The records underneath are to be repeated exactly, with the pictures left out.

################

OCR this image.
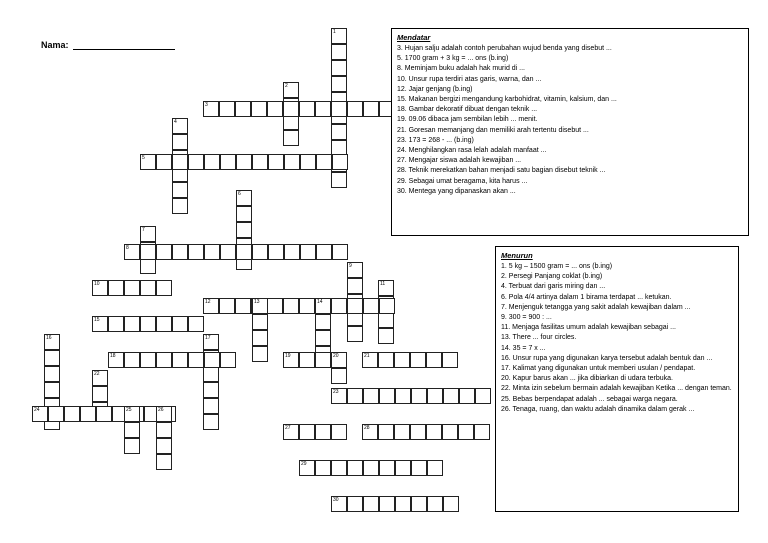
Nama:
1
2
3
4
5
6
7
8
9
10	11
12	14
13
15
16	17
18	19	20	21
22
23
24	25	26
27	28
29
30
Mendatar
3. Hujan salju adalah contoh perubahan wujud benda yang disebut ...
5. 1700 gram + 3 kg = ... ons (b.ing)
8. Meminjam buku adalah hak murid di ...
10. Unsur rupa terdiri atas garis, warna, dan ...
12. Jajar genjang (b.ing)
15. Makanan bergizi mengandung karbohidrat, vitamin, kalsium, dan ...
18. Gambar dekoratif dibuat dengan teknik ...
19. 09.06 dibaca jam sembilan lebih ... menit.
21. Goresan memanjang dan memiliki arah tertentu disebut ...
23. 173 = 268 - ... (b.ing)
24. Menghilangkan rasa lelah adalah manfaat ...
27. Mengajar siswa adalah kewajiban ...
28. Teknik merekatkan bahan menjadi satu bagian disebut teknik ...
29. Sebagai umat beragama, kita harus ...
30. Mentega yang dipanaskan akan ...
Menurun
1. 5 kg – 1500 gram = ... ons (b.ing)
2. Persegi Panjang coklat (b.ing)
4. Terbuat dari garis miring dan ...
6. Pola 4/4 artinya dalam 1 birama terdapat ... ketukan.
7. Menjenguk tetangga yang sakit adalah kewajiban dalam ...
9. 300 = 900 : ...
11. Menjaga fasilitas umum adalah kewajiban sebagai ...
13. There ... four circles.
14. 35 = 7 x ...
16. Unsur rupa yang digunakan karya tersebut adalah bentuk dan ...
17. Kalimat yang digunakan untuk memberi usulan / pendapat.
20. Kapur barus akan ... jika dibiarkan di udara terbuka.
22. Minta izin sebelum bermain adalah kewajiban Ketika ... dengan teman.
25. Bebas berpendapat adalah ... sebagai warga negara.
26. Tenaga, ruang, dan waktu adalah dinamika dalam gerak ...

################

## Answer to the exercise
OCR this image.
Nama:
1
2
3
4
5
6
7
8
9
10	11
12	14
13
15
16	17
18	19	20	21
22
23
24	25	26
27	28
29
30
Mendatar
3. Hujan salju adalah contoh perubahan wujud benda yang disebut ...
5. 1700 gram + 3 kg = ... ons (b.ing)
8. Meminjam buku adalah hak murid di ...
10. Unsur rupa terdiri atas garis, warna, dan ...
12. Jajar genjang (b.ing)
15. Makanan bergizi mengandung karbohidrat, vitamin, kalsium, dan ...
18. Gambar dekoratif dibuat dengan teknik ...
19. 09.06 dibaca jam sembilan lebih ... menit.
21. Goresan memanjang dan memiliki arah tertentu disebut ...
23. 173 = 268 - ... (b.ing)
24. Menghilangkan rasa lelah adalah manfaat ...
27. Mengajar siswa adalah kewajiban ...
28. Teknik merekatkan bahan menjadi satu bagian disebut teknik ...
29. Sebagai umat beragama, kita harus ...
30. Mentega yang dipanaskan akan ...
Menurun
1. 5 kg – 1500 gram = ... ons (b.ing)
2. Persegi Panjang coklat (b.ing)
4. Terbuat dari garis miring dan ...
6. Pola 4/4 artinya dalam 1 birama terdapat ... ketukan.
7. Menjenguk tetangga yang sakit adalah kewajiban dalam ...
9. 300 = 900 : ...
11. Menjaga fasilitas umum adalah kewajiban sebagai ...
13. There ... four circles.
14. 35 = 7 x ...
16. Unsur rupa yang digunakan karya tersebut adalah bentuk dan ...
17. Kalimat yang digunakan untuk memberi usulan / pendapat.
20. Kapur barus akan ... jika dibiarkan di udara terbuka.
22. Minta izin sebelum bermain adalah kewajiban Ketika ... dengan teman.
25. Bebas berpendapat adalah ... sebagai warga negara.
26. Tenaga, ruang, dan waktu adalah dinamika dalam gerak ...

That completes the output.